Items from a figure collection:
——————————

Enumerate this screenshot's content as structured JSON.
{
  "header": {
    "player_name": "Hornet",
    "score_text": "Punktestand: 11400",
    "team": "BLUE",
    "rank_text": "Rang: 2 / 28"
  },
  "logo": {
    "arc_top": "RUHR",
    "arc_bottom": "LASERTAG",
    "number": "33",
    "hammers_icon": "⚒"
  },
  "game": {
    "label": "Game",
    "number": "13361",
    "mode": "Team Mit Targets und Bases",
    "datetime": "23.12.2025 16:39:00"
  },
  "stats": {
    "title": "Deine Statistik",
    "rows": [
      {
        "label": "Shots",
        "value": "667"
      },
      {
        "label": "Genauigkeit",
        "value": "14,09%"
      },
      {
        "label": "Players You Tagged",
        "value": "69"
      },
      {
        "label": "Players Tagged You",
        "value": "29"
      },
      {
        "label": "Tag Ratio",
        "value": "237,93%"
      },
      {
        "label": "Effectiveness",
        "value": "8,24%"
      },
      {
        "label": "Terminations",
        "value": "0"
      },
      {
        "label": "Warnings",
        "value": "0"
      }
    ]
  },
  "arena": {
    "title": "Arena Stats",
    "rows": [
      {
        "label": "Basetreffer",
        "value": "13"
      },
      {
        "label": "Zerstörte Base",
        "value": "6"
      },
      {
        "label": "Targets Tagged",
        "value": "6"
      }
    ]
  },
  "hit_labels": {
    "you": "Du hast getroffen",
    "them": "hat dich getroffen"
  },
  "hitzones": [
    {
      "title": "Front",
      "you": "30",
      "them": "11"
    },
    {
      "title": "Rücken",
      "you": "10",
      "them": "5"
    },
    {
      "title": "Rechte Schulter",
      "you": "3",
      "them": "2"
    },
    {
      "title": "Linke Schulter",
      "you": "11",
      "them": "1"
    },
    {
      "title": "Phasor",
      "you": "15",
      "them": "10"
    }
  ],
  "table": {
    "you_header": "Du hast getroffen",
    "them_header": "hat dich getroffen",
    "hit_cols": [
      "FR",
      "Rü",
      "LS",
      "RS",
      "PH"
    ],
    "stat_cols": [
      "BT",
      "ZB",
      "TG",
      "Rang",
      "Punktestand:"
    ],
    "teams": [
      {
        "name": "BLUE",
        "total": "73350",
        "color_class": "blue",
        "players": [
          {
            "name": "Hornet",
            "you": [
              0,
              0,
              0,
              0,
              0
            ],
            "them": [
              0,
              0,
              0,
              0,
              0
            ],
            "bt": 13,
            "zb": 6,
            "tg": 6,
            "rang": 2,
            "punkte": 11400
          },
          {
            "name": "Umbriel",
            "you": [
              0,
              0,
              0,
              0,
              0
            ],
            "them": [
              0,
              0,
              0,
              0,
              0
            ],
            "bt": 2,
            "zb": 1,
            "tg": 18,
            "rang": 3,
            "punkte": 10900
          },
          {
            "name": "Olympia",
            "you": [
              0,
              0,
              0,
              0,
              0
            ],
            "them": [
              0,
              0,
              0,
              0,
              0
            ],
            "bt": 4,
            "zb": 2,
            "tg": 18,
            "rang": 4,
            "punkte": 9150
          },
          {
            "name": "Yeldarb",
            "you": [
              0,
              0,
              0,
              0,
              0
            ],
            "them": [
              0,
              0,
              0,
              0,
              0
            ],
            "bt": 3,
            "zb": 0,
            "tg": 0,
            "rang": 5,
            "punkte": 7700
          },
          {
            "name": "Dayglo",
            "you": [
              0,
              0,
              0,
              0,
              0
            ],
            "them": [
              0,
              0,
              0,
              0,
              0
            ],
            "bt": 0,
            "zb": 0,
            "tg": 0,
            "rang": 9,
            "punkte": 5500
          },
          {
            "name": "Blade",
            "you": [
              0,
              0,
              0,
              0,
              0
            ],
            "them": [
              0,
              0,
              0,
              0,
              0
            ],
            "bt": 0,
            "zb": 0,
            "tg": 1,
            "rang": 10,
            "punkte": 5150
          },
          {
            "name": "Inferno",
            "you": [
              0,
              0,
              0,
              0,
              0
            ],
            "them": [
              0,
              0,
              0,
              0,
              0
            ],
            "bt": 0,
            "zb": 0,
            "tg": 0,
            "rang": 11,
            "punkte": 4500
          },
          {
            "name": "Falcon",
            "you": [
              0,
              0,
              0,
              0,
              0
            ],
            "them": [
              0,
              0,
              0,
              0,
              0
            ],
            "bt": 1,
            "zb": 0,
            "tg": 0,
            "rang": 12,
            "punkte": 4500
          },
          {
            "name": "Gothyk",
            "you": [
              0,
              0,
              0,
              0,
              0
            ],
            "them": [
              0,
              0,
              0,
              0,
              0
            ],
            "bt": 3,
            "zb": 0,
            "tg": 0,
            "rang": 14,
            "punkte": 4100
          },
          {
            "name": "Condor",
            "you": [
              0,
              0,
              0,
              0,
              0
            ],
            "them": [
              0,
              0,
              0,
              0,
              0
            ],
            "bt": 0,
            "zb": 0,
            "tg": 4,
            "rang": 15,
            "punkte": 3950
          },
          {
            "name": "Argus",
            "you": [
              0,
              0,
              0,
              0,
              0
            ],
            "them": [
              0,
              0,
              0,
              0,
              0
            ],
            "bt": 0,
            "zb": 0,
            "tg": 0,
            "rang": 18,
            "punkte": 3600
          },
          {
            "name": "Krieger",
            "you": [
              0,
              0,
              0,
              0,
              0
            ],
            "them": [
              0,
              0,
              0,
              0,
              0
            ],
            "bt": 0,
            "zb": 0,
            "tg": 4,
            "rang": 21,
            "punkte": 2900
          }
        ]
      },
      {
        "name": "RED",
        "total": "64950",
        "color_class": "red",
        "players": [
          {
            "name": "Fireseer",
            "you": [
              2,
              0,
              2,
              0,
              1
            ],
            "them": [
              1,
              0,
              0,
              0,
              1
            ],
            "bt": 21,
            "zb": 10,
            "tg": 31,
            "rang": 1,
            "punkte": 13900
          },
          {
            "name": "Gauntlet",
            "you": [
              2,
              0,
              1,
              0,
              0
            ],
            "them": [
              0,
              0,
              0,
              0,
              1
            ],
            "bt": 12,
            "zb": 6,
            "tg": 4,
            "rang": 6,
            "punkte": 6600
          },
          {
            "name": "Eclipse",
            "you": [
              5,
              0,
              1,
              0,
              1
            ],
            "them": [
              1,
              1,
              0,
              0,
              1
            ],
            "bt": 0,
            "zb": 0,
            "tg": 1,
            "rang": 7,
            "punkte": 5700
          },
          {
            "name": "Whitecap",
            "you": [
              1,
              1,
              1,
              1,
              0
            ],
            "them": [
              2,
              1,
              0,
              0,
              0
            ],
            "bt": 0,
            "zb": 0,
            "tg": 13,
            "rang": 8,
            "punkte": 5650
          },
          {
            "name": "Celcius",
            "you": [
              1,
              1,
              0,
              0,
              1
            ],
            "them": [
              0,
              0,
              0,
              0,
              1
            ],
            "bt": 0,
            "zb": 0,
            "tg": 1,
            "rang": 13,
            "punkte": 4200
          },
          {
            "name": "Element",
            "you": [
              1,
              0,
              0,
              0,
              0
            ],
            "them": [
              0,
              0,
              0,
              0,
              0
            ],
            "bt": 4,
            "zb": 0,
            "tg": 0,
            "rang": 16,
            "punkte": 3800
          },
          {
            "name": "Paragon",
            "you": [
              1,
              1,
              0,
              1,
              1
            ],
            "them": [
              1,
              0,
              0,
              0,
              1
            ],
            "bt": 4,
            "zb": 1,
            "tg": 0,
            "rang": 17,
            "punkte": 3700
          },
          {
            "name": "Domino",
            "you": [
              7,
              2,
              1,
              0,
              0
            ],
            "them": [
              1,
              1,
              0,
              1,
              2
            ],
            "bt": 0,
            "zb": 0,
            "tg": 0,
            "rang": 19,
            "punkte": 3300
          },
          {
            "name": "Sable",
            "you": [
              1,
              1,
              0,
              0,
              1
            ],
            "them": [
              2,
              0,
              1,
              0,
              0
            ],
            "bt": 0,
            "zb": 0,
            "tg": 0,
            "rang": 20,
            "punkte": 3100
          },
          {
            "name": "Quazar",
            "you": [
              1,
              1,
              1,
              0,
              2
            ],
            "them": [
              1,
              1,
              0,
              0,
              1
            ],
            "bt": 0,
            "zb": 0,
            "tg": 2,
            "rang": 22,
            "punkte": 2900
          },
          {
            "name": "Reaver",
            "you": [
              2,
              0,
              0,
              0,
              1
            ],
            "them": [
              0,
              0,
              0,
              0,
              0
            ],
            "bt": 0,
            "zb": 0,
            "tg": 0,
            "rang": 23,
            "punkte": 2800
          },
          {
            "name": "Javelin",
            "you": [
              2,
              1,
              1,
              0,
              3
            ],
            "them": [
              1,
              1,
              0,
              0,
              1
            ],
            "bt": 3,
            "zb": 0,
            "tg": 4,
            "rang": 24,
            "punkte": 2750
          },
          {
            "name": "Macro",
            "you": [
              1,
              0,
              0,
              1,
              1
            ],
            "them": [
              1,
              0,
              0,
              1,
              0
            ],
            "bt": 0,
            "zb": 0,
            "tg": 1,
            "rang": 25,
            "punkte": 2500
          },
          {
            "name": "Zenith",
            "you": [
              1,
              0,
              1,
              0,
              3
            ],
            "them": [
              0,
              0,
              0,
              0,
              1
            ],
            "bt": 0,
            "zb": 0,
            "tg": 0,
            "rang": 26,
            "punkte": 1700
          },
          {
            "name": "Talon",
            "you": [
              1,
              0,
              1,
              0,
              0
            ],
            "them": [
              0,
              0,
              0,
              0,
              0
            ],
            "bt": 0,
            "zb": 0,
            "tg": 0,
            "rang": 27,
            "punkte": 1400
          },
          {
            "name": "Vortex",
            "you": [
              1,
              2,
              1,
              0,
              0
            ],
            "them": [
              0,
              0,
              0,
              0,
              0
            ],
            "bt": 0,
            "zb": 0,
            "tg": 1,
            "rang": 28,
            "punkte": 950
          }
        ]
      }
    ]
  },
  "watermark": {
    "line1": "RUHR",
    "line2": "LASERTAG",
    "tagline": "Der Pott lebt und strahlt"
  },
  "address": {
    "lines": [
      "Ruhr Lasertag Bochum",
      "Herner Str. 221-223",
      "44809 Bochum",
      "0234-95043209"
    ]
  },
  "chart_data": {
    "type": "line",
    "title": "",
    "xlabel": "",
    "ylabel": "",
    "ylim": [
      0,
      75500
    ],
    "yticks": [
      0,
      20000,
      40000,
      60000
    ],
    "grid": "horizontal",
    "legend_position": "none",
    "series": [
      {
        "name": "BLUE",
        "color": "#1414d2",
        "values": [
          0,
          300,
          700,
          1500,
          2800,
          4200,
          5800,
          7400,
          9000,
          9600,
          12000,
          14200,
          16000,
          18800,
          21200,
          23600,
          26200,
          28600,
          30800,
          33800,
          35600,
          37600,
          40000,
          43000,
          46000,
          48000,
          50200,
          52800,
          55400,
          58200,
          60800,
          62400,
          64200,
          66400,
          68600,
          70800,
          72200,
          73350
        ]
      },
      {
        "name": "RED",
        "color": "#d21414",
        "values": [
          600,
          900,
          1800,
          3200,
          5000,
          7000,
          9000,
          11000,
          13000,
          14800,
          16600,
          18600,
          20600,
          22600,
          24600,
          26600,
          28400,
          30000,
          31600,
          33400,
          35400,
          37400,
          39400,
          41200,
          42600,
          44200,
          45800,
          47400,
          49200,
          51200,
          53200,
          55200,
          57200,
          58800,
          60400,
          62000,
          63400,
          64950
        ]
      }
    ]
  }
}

——————————

Find the string "hast" in the records, then copy each line where it occurs.

Solution for this problem:
    "you": "Du hast getroffen",
    "you_header": "Du hast getroffen",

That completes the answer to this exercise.